Goal | Pull out every line with the word "title" from the entries below.

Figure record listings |
********************

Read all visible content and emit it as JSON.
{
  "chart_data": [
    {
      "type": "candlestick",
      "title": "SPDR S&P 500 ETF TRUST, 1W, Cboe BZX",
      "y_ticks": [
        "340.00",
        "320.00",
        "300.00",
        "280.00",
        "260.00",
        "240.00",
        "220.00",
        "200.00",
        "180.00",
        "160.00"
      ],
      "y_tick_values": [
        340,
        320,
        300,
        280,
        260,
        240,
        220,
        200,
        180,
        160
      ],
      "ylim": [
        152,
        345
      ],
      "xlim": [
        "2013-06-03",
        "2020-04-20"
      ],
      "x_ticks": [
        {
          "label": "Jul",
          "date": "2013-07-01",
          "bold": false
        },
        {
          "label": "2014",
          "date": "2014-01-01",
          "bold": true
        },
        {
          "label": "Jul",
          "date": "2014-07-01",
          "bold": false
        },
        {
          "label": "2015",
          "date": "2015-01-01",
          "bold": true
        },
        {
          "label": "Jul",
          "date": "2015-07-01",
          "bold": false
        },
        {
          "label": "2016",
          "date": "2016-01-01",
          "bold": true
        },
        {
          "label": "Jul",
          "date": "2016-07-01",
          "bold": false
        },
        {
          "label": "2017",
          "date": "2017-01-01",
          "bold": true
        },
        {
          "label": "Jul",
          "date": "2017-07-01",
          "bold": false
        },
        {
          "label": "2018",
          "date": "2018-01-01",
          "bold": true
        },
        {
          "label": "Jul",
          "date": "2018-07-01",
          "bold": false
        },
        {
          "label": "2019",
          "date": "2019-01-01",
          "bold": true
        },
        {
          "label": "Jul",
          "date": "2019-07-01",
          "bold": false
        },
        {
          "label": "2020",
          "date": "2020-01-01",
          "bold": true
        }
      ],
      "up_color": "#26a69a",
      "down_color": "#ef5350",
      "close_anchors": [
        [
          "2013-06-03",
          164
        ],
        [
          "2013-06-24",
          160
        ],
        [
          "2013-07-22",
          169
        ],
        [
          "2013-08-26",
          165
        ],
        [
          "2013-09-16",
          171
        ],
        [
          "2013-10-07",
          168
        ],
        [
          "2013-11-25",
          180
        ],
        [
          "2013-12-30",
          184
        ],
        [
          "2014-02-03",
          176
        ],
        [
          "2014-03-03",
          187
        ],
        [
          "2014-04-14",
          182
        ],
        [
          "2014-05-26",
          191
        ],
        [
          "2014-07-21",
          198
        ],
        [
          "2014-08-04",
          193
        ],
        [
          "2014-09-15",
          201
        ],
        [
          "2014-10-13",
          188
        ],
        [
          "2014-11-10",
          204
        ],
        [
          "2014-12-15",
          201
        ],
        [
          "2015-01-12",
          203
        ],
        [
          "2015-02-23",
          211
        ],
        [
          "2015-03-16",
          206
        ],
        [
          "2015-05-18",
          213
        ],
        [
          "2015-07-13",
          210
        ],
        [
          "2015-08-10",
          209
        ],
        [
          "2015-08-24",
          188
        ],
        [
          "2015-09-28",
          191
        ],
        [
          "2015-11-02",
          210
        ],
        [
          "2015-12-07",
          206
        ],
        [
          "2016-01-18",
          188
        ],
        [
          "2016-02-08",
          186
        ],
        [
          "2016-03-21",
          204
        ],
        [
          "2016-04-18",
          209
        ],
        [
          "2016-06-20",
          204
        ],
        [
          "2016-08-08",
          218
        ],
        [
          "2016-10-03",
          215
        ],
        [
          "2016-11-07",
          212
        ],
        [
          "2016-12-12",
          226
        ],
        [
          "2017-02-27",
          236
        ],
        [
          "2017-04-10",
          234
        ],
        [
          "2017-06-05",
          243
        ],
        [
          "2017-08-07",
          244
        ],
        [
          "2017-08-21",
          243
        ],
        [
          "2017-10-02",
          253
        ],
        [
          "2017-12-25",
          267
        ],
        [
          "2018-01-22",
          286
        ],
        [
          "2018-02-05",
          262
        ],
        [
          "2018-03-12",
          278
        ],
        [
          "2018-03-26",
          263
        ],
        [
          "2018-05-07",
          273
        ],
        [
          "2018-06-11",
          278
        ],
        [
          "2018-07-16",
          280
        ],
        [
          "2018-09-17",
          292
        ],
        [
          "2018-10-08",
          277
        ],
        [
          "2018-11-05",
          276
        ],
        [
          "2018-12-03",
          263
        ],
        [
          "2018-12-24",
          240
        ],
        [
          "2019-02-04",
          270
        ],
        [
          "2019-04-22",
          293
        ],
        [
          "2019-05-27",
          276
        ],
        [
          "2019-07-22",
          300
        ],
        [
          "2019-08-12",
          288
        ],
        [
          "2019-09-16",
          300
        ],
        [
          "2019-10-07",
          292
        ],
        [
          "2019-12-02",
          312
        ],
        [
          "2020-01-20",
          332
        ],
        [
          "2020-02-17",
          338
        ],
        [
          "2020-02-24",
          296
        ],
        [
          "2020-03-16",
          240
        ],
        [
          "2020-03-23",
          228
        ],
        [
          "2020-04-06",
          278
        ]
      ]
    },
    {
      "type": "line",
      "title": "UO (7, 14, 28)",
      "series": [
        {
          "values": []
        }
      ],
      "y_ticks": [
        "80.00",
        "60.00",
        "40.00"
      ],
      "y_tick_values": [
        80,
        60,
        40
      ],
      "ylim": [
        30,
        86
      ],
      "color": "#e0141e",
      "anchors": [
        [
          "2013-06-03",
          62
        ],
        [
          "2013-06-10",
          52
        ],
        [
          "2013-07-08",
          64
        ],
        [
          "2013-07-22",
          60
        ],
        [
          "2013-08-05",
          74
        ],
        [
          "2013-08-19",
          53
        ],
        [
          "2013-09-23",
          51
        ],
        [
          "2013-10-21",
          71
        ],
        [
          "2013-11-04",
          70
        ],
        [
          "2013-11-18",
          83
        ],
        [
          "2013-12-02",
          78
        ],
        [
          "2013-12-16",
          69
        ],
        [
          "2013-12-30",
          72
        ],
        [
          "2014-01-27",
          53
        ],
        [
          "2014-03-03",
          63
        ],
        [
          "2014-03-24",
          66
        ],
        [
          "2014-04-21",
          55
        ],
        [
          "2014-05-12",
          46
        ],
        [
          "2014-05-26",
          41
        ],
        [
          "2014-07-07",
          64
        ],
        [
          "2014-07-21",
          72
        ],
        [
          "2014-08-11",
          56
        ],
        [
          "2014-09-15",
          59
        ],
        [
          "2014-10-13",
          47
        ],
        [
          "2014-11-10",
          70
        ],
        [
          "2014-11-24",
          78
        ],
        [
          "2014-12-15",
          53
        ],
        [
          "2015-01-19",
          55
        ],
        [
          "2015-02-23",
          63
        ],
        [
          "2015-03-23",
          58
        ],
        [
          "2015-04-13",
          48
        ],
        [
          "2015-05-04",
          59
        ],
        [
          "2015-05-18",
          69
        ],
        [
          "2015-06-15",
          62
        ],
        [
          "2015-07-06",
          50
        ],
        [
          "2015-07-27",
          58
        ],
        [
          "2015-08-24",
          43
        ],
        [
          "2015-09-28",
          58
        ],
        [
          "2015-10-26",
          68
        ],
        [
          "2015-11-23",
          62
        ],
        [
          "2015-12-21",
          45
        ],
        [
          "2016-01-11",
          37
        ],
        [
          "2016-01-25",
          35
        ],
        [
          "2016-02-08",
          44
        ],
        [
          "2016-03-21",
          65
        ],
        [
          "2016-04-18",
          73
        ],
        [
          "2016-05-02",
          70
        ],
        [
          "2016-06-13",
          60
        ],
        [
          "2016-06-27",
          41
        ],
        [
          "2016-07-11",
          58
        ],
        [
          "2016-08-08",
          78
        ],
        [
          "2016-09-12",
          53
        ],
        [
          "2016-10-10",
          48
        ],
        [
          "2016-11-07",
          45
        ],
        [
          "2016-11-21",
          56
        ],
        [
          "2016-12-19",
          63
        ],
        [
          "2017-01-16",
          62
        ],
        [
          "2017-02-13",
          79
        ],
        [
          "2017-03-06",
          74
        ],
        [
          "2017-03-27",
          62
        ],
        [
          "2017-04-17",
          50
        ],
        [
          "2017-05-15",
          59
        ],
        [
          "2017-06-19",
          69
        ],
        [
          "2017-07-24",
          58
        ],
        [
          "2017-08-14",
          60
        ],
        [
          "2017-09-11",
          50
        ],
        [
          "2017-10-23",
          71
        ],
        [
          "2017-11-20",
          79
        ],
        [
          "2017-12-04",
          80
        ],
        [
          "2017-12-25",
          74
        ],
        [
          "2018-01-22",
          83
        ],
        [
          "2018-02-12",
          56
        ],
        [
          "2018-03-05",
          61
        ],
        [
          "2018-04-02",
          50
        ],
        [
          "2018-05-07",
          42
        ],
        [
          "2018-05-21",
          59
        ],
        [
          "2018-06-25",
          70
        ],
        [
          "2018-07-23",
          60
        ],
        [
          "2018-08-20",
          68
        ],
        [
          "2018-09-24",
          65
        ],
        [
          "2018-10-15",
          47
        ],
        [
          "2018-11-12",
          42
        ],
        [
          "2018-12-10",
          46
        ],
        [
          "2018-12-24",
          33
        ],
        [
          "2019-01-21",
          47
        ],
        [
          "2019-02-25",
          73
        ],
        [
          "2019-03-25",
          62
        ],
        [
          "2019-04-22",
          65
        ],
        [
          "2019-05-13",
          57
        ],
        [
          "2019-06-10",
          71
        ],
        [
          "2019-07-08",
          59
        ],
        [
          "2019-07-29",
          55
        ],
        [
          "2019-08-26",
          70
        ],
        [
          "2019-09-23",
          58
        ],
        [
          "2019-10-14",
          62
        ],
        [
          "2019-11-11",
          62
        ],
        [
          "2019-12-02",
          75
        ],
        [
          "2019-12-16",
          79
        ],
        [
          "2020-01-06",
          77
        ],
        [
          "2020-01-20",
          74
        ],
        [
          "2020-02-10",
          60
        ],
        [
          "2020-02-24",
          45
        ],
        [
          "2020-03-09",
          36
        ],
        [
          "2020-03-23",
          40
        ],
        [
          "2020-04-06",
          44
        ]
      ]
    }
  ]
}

********************

Solution below |
      "title": "SPDR S&P 500 ETF TRUST, 1W, Cboe BZX",
      "title": "UO (7, 14, 28)",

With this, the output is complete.